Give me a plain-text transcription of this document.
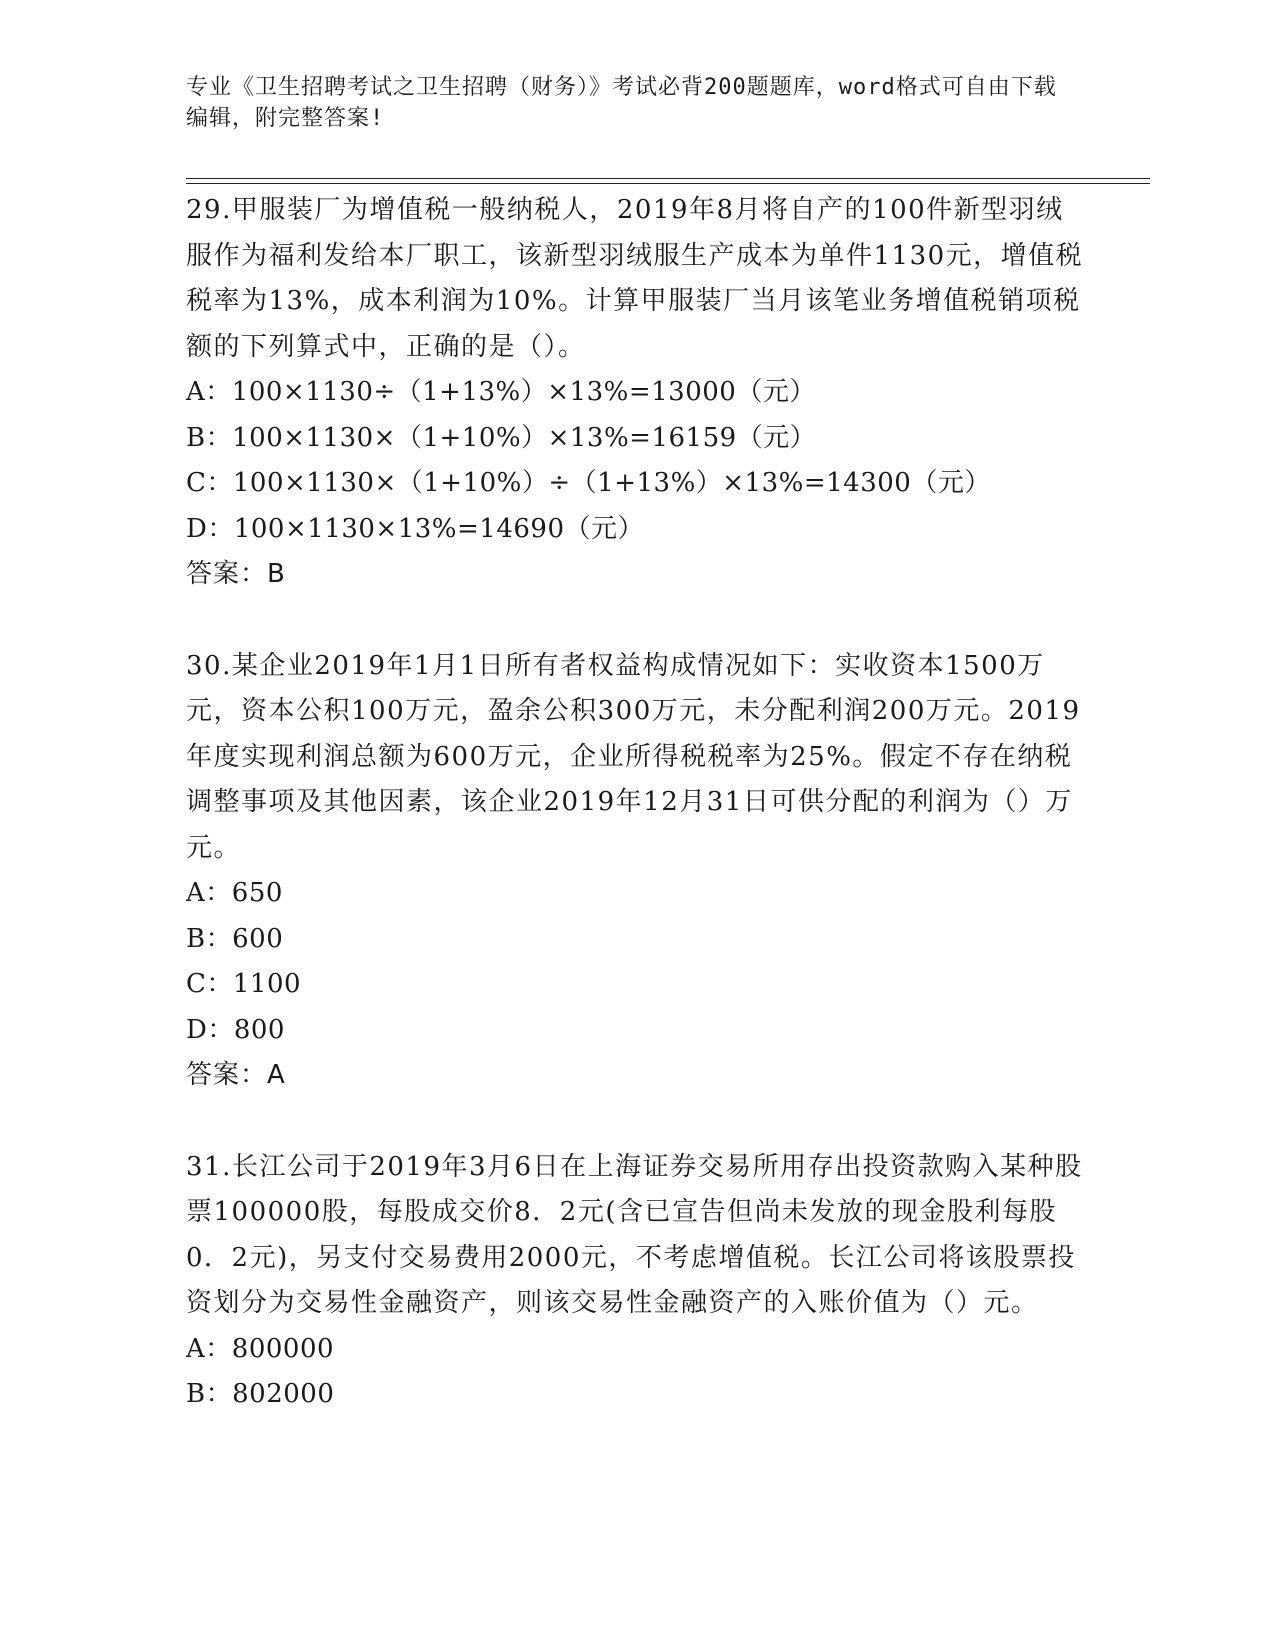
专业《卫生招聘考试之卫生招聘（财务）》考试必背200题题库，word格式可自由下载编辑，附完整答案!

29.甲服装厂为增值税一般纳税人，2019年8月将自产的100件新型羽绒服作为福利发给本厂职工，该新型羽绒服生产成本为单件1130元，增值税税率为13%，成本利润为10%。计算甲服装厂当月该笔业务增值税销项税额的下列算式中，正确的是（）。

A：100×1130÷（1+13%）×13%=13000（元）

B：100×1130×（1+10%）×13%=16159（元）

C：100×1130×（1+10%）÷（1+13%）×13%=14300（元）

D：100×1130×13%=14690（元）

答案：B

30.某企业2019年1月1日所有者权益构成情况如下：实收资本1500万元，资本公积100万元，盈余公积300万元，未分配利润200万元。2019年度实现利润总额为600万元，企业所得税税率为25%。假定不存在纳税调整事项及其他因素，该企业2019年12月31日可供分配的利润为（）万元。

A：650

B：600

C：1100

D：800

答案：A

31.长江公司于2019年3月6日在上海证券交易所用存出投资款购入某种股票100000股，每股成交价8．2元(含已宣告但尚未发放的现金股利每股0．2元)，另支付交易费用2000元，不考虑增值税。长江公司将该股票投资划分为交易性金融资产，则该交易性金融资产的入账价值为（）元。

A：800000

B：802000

* * *

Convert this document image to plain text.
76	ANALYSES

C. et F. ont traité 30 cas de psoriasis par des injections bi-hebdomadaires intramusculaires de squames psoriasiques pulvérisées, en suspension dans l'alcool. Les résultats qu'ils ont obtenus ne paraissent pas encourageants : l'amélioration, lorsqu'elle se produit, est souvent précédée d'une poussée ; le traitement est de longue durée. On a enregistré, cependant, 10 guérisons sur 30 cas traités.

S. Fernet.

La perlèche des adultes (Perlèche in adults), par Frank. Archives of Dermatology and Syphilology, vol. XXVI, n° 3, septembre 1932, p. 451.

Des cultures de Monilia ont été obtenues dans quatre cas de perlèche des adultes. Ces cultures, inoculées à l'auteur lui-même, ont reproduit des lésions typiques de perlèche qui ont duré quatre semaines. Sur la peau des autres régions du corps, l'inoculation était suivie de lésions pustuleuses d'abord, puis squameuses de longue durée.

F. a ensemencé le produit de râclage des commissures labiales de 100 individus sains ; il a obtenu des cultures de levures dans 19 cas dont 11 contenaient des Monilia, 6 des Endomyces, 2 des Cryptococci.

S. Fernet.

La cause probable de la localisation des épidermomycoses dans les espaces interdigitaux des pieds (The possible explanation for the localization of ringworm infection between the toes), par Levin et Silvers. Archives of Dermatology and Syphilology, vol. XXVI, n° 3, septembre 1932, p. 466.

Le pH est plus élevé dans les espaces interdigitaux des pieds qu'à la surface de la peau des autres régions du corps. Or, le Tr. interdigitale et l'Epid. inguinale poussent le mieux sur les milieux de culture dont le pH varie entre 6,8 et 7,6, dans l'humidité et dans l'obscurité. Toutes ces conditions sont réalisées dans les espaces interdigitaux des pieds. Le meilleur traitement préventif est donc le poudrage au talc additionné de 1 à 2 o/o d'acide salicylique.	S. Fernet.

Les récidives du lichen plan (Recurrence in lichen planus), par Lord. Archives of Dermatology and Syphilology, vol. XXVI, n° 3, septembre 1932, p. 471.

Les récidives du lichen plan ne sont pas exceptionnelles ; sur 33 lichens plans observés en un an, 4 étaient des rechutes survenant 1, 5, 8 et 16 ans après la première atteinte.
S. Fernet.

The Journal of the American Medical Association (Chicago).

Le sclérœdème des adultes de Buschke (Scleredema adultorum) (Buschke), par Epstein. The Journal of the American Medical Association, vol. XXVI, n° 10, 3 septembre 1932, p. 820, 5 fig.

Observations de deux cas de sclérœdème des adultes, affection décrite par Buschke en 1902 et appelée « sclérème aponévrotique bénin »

...

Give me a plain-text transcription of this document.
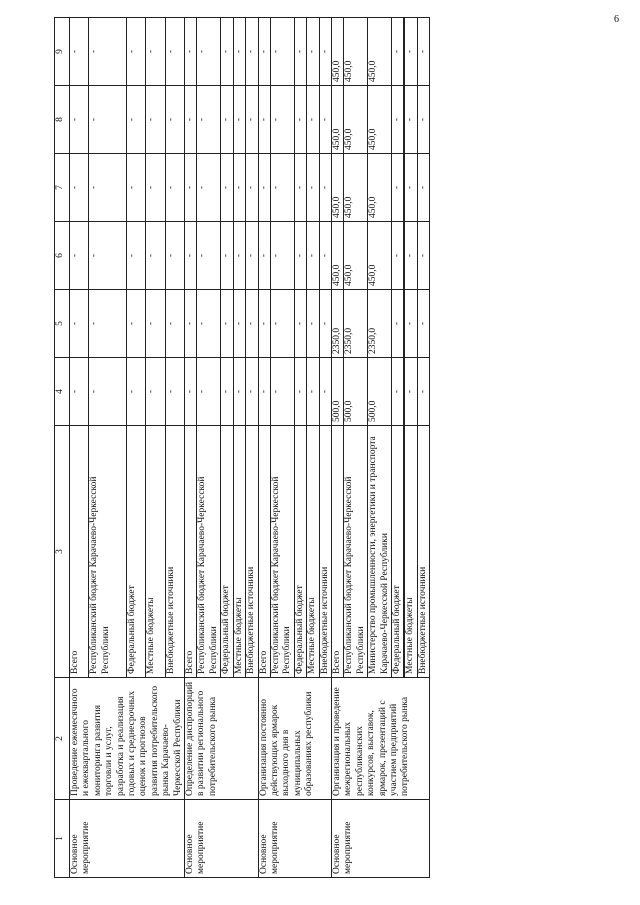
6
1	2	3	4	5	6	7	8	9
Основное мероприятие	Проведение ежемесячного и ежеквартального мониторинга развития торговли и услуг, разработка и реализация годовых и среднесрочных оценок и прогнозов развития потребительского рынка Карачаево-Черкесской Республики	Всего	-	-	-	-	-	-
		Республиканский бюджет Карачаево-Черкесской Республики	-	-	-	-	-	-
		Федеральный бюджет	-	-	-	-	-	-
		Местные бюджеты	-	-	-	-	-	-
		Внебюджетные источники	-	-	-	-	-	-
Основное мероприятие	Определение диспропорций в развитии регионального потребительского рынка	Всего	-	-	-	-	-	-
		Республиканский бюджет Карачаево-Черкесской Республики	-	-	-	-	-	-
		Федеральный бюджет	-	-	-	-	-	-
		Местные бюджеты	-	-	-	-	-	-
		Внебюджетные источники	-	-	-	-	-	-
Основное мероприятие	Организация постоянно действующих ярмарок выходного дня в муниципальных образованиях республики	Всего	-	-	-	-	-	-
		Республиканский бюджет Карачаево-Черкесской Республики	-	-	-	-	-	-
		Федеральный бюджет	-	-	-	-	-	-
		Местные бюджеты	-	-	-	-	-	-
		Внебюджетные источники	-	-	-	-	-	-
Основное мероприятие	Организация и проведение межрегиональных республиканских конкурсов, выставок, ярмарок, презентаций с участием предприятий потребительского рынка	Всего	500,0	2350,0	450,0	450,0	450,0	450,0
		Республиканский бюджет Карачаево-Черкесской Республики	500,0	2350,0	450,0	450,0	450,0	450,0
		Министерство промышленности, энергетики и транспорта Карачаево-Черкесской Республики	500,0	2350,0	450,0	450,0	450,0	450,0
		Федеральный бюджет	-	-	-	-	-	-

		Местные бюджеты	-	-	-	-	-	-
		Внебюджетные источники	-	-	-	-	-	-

**WHAT THE EXERCISE ASKS**
All lines above with "Buschke" in them should be returned.

**RESPONSE TO THIS TASK**
Le sclérœdème des adultes de Buschke (Scleredema adultorum) (Buschke), par Epstein. The Journal of the American Medical Association, vol. XXVI, n° 10, 3 septembre 1932, p. 820, 5 fig.
Observations de deux cas de sclérœdème des adultes, affection décrite par Buschke en 1902 et appelée « sclérème aponévrotique bénin »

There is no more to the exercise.